In the material below, list every line carrying the string "MARTIN".

** begin EXERCISE INPUTS **

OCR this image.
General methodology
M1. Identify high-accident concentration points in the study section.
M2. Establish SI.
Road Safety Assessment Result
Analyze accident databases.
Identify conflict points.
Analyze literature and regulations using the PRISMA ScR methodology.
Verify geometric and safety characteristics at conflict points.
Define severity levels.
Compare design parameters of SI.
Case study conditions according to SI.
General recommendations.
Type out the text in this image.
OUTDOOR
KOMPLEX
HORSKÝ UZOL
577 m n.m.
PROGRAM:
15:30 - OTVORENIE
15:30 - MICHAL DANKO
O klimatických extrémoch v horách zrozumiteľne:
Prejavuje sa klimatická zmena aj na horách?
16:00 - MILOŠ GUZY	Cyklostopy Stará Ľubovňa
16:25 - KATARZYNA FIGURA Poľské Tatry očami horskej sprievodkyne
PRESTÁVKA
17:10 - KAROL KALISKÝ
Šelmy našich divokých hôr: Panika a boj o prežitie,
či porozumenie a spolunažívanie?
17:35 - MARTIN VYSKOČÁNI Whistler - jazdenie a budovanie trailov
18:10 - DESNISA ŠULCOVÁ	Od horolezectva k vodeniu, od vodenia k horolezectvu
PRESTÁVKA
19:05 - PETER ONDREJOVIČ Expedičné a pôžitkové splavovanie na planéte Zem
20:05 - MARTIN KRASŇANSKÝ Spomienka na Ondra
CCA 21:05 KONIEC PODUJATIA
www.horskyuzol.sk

** end EXERCISE INPUTS **

ANSWER FOR THE TASK:
17:35 - MARTIN VYSKOČÁNI Whistler - jazdenie a budovanie trailov
20:05 - MARTIN KRASŇANSKÝ Spomienka na Ondra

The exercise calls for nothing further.